▶ REQUIREMENTS
Copy all lines holding the word "name" from the entries.

-- Start INFORMATION PROVIDED --

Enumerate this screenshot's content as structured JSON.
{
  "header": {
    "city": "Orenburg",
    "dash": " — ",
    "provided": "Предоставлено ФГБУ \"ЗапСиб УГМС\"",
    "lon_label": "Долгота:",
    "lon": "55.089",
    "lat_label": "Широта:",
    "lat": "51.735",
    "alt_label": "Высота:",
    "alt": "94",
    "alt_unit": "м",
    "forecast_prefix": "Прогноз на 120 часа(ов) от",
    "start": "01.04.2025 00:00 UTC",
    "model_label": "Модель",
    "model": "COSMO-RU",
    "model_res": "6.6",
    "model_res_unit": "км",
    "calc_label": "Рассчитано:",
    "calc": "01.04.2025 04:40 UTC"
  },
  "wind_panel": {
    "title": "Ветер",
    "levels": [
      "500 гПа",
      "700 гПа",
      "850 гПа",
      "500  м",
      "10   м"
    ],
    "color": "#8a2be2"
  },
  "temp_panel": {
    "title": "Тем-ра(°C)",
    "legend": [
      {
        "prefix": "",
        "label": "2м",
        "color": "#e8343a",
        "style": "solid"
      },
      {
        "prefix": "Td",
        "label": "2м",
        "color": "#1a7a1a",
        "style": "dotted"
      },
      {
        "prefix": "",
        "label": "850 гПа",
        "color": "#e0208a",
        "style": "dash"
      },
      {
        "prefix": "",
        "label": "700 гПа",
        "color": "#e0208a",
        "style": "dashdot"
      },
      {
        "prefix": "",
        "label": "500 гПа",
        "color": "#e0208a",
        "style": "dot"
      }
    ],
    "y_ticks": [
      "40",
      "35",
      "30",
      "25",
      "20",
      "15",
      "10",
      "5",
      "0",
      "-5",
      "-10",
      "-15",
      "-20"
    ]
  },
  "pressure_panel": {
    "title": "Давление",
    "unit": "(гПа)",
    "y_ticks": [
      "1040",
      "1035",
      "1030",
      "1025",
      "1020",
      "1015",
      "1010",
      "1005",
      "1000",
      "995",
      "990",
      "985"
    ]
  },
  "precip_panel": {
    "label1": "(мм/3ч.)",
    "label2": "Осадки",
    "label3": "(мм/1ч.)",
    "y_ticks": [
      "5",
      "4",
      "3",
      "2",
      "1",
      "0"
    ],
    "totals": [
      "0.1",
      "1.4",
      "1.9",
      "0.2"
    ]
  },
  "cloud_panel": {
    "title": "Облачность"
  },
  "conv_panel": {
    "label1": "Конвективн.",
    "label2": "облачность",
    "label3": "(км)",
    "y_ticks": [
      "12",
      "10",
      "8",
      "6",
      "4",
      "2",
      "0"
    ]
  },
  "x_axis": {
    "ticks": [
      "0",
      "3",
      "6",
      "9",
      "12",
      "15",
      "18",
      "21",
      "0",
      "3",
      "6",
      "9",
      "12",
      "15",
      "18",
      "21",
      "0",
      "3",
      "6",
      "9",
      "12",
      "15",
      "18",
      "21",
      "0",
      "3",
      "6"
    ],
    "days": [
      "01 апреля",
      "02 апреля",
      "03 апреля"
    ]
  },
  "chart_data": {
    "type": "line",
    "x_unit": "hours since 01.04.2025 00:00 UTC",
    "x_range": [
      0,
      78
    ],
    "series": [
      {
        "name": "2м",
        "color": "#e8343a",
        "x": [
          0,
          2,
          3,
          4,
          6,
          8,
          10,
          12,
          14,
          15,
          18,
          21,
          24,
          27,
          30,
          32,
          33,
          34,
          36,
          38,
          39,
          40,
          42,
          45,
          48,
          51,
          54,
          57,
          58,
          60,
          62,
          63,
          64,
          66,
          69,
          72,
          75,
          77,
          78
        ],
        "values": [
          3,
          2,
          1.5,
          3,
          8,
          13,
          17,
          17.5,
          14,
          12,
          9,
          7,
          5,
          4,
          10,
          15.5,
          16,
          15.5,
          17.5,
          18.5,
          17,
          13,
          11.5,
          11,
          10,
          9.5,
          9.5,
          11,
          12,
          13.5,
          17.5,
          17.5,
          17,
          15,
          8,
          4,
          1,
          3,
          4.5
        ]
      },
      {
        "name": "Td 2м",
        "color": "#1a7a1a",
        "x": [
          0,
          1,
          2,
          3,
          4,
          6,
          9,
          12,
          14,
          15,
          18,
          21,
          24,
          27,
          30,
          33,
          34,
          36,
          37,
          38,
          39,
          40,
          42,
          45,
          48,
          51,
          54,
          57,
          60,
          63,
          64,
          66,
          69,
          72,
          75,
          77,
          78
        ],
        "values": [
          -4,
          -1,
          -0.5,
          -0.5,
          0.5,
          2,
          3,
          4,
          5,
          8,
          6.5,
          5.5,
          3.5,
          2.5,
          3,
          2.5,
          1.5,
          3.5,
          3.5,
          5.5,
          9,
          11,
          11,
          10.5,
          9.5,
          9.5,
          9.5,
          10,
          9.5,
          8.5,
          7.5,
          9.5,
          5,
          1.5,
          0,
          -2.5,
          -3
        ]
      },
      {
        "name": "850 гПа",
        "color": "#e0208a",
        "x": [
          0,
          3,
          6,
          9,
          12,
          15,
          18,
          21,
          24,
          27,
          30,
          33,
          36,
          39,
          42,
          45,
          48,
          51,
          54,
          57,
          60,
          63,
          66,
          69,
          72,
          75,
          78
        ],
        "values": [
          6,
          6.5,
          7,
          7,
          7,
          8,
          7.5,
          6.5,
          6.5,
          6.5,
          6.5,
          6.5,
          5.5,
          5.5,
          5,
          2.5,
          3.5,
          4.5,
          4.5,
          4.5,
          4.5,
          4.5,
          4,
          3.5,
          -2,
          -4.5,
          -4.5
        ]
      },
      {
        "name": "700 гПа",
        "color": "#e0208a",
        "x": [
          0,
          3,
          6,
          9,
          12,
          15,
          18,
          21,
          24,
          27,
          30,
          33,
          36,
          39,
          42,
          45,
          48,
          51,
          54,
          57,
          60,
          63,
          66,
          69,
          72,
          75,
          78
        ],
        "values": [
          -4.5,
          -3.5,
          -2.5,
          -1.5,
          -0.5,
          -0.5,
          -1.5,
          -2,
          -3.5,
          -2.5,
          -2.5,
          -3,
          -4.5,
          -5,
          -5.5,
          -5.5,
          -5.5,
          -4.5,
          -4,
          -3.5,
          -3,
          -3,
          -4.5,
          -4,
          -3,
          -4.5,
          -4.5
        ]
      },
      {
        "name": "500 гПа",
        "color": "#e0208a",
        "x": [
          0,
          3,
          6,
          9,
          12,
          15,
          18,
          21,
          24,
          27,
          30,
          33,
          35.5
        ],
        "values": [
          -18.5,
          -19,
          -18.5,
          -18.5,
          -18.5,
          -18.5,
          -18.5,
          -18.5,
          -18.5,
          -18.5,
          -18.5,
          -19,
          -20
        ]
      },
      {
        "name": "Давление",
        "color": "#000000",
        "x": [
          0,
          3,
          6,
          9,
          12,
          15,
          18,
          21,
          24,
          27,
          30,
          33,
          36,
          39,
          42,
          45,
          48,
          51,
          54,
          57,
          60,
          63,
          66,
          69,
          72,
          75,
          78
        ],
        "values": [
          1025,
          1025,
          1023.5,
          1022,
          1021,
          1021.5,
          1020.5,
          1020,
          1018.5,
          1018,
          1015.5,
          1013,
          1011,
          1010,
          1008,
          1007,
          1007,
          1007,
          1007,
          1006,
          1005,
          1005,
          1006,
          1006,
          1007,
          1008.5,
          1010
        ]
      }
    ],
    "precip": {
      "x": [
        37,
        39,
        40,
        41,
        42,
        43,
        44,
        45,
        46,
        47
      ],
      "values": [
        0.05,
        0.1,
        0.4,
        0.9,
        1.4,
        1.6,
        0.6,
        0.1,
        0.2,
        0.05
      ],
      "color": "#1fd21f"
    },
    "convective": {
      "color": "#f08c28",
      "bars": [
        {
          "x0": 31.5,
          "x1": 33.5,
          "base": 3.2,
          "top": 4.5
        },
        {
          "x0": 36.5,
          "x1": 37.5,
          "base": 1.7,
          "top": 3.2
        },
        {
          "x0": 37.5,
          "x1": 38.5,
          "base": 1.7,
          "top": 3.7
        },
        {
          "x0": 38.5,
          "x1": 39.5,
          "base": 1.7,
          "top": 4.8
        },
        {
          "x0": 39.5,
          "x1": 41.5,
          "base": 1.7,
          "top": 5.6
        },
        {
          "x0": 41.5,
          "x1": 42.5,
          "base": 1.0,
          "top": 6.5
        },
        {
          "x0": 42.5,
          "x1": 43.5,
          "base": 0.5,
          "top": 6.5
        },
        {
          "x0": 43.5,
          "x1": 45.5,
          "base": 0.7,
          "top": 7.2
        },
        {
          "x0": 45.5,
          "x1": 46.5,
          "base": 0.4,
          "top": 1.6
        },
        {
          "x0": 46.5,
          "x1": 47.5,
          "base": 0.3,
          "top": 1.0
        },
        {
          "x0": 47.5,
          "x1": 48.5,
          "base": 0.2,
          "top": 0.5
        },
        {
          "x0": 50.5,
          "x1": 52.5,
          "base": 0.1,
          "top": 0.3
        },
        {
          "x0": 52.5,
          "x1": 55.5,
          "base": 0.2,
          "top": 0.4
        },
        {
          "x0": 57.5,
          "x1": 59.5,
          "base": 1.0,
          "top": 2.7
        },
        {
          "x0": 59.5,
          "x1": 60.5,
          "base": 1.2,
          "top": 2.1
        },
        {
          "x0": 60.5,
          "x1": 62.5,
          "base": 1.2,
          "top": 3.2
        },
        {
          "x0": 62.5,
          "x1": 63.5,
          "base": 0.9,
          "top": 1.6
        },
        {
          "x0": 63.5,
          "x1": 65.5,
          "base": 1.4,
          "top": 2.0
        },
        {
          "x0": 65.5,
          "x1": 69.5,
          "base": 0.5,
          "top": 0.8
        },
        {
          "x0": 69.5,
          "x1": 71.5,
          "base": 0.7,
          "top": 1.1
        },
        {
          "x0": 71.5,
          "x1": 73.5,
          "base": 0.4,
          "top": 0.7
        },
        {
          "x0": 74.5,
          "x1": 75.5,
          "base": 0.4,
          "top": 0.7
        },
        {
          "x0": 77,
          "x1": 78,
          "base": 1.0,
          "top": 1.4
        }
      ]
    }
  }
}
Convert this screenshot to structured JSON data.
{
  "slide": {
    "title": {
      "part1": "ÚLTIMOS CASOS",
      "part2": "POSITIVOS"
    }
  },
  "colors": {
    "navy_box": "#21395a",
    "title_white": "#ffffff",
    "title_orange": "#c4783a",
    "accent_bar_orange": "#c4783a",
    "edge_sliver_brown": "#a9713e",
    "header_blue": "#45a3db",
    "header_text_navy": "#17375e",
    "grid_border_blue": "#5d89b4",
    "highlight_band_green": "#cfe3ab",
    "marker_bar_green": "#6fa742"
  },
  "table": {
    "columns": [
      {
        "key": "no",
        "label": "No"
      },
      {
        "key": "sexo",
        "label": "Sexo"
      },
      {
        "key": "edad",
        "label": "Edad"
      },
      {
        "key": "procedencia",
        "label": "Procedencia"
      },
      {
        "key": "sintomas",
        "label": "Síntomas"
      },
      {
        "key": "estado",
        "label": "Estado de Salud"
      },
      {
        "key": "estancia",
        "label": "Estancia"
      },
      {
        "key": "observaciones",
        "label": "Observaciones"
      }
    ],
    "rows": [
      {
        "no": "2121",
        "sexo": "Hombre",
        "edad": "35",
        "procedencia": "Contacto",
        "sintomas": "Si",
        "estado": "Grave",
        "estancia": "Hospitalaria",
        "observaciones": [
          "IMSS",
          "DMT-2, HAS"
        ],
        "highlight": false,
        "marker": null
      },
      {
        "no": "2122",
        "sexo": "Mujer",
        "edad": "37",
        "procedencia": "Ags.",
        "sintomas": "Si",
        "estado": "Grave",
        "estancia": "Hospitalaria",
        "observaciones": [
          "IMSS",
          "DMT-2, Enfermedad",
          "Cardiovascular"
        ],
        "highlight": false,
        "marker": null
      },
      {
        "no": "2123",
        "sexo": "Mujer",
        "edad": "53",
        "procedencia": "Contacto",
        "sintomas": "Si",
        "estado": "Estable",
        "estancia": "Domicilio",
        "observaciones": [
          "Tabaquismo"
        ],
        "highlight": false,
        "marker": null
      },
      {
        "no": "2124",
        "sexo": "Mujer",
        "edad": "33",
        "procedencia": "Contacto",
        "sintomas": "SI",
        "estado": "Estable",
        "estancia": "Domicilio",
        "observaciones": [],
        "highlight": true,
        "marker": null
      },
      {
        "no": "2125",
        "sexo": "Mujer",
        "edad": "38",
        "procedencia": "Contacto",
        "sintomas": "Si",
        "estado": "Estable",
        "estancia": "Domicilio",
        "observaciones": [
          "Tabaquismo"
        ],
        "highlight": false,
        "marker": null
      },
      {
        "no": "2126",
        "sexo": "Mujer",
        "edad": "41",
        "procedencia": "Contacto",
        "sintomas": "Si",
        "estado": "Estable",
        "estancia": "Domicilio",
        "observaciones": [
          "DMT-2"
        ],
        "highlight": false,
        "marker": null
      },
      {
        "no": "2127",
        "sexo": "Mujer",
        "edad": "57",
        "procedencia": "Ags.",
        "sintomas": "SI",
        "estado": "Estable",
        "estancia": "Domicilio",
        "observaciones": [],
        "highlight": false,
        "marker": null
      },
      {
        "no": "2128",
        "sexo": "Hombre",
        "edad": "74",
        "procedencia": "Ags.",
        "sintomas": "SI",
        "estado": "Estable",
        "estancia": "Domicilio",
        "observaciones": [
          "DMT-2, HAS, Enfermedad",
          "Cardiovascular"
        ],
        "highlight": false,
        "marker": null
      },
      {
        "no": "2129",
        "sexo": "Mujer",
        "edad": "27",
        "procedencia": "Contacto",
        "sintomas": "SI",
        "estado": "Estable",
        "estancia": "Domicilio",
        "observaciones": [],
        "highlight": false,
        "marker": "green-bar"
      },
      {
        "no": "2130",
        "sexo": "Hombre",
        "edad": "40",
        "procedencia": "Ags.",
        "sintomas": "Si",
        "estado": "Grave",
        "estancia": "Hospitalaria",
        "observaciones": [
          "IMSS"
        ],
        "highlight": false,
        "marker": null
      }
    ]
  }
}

-- End INFORMATION PROVIDED --

▶ TASK RESULT
        "name": "2м",
        "name": "Td 2м",
        "name": "850 гПа",
        "name": "700 гПа",
        "name": "500 гПа",
        "name": "Давление",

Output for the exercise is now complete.